◆ To be done ◆
Set down each entry exactly as given; pictures should not appear in the copy.

---

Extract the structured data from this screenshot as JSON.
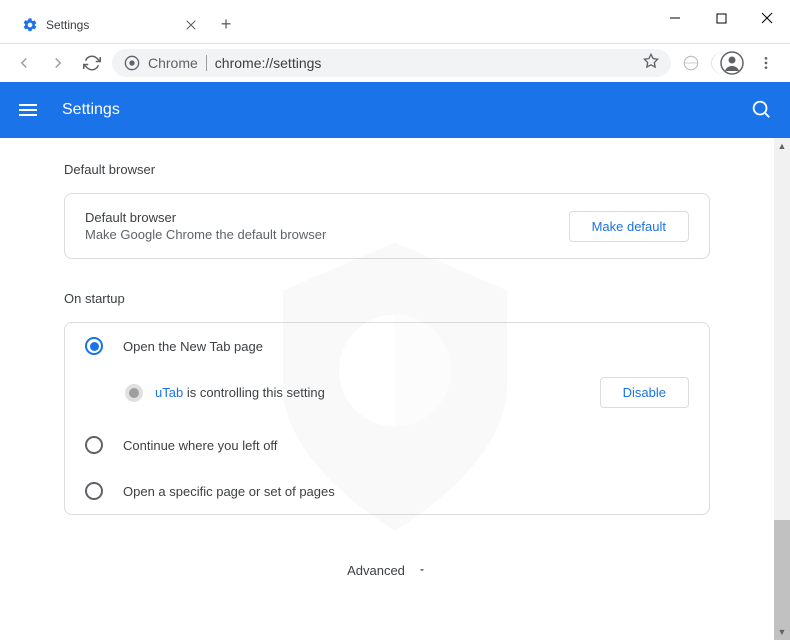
{
  "tab": {
    "title": "Settings"
  },
  "urlbar": {
    "prefix": "Chrome",
    "url": "chrome://settings"
  },
  "header": {
    "title": "Settings"
  },
  "sections": {
    "default_browser": {
      "heading": "Default browser",
      "row_title": "Default browser",
      "row_subtitle": "Make Google Chrome the default browser",
      "button": "Make default"
    },
    "on_startup": {
      "heading": "On startup",
      "options": [
        {
          "label": "Open the New Tab page",
          "selected": true
        },
        {
          "label": "Continue where you left off",
          "selected": false
        },
        {
          "label": "Open a specific page or set of pages",
          "selected": false
        }
      ],
      "controlled": {
        "ext_name": "uTab",
        "suffix": " is controlling this setting",
        "button": "Disable"
      }
    }
  },
  "advanced_label": "Advanced"
}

---

◆ Response for this exercise ◆
Extract the structured data from this screenshot as JSON.
{
  "tab": {
    "title": "Settings"
  },
  "urlbar": {
    "prefix": "Chrome",
    "url": "chrome://settings"
  },
  "header": {
    "title": "Settings"
  },
  "sections": {
    "default_browser": {
      "heading": "Default browser",
      "row_title": "Default browser",
      "row_subtitle": "Make Google Chrome the default browser",
      "button": "Make default"
    },
    "on_startup": {
      "heading": "On startup",
      "options": [
        {
          "label": "Open the New Tab page",
          "selected": true
        },
        {
          "label": "Continue where you left off",
          "selected": false
        },
        {
          "label": "Open a specific page or set of pages",
          "selected": false
        }
      ],
      "controlled": {
        "ext_name": "uTab",
        "suffix": " is controlling this setting",
        "button": "Disable"
      }
    }
  },
  "advanced_label": "Advanced"
}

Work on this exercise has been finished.